**WHAT THE EXERCISE ASKS**
Check each line for the string "this" and give only the count of lines that have it.

----

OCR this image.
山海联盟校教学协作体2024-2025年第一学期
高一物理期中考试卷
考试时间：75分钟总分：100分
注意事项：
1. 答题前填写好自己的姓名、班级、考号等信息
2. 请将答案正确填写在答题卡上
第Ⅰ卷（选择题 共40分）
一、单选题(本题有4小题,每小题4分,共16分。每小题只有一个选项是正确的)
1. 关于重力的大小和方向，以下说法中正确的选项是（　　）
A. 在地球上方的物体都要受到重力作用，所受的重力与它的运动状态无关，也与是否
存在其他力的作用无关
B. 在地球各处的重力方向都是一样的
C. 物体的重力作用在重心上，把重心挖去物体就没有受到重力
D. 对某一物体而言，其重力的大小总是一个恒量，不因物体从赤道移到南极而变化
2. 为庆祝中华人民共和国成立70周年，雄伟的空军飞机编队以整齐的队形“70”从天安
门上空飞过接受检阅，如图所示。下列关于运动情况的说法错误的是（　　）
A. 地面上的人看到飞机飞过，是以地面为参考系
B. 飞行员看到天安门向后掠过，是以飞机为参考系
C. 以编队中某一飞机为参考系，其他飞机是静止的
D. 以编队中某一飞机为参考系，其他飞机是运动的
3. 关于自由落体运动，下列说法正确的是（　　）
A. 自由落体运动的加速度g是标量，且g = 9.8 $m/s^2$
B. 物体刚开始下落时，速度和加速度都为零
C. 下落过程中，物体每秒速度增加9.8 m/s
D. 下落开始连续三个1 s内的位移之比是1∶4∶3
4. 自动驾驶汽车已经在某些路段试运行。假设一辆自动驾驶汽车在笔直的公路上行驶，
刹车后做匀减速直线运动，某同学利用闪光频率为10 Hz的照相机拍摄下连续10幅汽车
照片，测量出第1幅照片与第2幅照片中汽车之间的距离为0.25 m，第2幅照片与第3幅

----

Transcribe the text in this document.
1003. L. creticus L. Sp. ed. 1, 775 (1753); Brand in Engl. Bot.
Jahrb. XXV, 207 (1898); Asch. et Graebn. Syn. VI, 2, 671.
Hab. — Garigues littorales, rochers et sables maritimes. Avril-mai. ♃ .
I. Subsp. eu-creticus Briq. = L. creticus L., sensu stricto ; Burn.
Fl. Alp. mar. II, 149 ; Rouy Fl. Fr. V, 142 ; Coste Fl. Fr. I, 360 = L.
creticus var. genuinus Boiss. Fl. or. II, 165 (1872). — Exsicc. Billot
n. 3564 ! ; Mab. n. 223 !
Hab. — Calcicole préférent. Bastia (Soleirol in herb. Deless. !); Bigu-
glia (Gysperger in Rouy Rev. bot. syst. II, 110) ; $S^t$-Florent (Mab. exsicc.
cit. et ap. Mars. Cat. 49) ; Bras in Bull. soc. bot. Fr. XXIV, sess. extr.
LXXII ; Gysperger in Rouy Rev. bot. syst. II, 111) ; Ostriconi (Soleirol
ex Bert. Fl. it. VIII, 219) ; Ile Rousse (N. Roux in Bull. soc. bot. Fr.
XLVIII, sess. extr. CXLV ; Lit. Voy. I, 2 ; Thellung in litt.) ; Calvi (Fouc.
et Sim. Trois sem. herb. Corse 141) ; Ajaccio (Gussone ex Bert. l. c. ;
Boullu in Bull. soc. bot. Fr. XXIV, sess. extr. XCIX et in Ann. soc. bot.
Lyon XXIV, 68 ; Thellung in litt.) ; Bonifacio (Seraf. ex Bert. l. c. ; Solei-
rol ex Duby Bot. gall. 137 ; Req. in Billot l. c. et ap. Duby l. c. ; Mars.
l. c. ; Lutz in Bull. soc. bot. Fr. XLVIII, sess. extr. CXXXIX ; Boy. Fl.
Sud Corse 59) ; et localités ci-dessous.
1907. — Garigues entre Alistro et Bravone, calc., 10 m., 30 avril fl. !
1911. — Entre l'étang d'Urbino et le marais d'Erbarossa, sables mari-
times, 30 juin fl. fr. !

----

**SOLUTION BELOW**
2